Type out the records word for word, from the first line down through the line with "448, 729, 462]".

══════

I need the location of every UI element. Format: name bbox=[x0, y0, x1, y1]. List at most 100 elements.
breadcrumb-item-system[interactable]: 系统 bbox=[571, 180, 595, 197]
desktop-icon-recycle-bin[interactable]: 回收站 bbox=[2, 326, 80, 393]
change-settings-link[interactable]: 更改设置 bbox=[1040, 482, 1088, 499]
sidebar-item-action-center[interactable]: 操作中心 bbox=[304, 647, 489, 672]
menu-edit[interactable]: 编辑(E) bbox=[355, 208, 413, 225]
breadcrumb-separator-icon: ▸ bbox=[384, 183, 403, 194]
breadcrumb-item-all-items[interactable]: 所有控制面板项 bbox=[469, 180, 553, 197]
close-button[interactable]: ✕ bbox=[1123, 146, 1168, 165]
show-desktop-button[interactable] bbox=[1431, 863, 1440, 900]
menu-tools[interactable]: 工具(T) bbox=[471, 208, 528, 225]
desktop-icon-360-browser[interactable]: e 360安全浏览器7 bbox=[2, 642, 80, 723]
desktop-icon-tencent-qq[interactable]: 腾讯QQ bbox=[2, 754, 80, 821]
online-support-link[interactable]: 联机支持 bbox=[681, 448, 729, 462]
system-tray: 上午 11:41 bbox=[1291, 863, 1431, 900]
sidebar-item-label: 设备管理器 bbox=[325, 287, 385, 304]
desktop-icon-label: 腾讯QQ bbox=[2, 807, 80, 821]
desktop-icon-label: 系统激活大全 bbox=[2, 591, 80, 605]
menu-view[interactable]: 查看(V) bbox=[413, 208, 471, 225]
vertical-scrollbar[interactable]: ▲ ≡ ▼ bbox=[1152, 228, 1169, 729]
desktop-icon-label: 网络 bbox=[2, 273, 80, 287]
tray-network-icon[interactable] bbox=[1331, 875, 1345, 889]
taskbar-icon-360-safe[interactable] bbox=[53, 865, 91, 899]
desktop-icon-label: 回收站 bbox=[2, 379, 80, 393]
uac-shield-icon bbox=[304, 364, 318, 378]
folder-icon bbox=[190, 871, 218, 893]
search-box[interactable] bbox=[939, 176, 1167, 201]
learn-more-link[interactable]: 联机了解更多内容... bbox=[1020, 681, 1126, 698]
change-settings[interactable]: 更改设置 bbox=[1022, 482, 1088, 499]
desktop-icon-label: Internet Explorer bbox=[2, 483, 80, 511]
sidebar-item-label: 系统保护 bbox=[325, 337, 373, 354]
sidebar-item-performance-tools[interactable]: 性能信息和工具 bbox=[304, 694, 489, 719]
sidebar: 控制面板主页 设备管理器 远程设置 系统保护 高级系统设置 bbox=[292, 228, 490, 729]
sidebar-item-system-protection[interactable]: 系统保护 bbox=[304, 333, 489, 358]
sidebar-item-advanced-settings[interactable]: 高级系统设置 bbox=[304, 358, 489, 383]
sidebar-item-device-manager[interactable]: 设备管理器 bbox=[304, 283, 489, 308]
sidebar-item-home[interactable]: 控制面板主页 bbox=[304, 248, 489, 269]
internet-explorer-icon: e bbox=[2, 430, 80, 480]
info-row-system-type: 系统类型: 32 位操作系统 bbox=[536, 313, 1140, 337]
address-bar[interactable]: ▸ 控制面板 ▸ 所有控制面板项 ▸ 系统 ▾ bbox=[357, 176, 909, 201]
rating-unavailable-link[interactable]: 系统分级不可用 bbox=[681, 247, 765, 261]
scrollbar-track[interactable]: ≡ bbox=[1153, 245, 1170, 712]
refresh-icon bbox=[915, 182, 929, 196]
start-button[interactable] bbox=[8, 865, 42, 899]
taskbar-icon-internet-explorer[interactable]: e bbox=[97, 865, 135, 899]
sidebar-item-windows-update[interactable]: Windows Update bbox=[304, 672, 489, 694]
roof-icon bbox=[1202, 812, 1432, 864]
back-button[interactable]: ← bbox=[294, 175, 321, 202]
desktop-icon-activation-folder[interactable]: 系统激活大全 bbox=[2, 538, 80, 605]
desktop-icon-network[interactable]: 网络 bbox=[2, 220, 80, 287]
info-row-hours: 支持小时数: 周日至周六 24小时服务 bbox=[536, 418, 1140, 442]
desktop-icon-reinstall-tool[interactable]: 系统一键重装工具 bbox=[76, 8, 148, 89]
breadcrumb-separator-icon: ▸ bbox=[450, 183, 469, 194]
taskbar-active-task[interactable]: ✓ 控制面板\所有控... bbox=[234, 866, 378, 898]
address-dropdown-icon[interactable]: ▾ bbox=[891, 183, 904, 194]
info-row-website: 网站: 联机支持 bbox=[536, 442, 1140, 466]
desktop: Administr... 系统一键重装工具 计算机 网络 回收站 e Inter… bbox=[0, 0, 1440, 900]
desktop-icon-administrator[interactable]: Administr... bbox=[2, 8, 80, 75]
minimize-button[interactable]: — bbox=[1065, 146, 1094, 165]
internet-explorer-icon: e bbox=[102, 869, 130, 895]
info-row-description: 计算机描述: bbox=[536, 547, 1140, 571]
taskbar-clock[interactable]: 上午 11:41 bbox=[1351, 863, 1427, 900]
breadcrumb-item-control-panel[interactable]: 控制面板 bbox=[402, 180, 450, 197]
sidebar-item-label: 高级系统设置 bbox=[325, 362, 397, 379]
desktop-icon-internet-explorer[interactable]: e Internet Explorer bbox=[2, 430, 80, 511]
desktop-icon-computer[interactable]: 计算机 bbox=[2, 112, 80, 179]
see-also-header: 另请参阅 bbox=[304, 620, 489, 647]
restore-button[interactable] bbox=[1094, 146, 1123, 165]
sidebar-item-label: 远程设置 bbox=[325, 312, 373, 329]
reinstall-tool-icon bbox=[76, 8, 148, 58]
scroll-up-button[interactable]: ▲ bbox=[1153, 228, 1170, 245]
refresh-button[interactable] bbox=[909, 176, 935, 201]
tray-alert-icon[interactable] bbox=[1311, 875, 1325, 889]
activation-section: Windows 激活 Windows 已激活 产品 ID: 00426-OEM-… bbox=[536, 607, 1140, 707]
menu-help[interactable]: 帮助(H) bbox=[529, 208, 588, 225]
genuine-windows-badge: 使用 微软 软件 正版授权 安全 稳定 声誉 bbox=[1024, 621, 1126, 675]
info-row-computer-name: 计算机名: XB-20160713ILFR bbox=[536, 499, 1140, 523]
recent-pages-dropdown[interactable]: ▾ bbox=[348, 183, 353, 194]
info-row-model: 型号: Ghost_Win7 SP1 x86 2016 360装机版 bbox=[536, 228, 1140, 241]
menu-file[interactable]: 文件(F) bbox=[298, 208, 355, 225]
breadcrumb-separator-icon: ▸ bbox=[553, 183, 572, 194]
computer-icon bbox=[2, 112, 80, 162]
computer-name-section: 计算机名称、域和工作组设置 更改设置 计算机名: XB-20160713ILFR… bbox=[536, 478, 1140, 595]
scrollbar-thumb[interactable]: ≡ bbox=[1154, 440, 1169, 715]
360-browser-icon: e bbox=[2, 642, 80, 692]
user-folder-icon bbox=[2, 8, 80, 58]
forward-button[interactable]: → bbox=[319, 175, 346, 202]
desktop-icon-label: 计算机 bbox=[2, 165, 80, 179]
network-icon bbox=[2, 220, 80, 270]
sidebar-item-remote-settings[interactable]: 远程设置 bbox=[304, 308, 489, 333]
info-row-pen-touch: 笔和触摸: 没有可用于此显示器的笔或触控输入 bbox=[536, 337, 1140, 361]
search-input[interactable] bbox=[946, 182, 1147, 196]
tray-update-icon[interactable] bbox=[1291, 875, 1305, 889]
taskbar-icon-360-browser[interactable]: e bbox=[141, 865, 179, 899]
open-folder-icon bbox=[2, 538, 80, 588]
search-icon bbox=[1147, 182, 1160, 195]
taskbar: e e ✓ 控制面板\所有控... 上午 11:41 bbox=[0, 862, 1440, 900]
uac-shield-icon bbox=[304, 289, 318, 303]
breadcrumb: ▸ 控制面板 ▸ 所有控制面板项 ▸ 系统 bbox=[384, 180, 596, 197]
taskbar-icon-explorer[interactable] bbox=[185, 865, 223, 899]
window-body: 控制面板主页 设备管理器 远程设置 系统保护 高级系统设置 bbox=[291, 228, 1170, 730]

══════

## Full answer
I need the location of every UI element. Format: name bbox=[x0, y0, x1, y1]. List at most 100 elements.
breadcrumb-item-system[interactable]: 系统 bbox=[571, 180, 595, 197]
desktop-icon-recycle-bin[interactable]: 回收站 bbox=[2, 326, 80, 393]
change-settings-link[interactable]: 更改设置 bbox=[1040, 482, 1088, 499]
sidebar-item-action-center[interactable]: 操作中心 bbox=[304, 647, 489, 672]
menu-edit[interactable]: 编辑(E) bbox=[355, 208, 413, 225]
breadcrumb-separator-icon: ▸ bbox=[384, 183, 403, 194]
breadcrumb-item-all-items[interactable]: 所有控制面板项 bbox=[469, 180, 553, 197]
close-button[interactable]: ✕ bbox=[1123, 146, 1168, 165]
show-desktop-button[interactable] bbox=[1431, 863, 1440, 900]
menu-tools[interactable]: 工具(T) bbox=[471, 208, 528, 225]
desktop-icon-360-browser[interactable]: e 360安全浏览器7 bbox=[2, 642, 80, 723]
desktop-icon-tencent-qq[interactable]: 腾讯QQ bbox=[2, 754, 80, 821]
online-support-link[interactable]: 联机支持 bbox=[681, 448, 729, 462]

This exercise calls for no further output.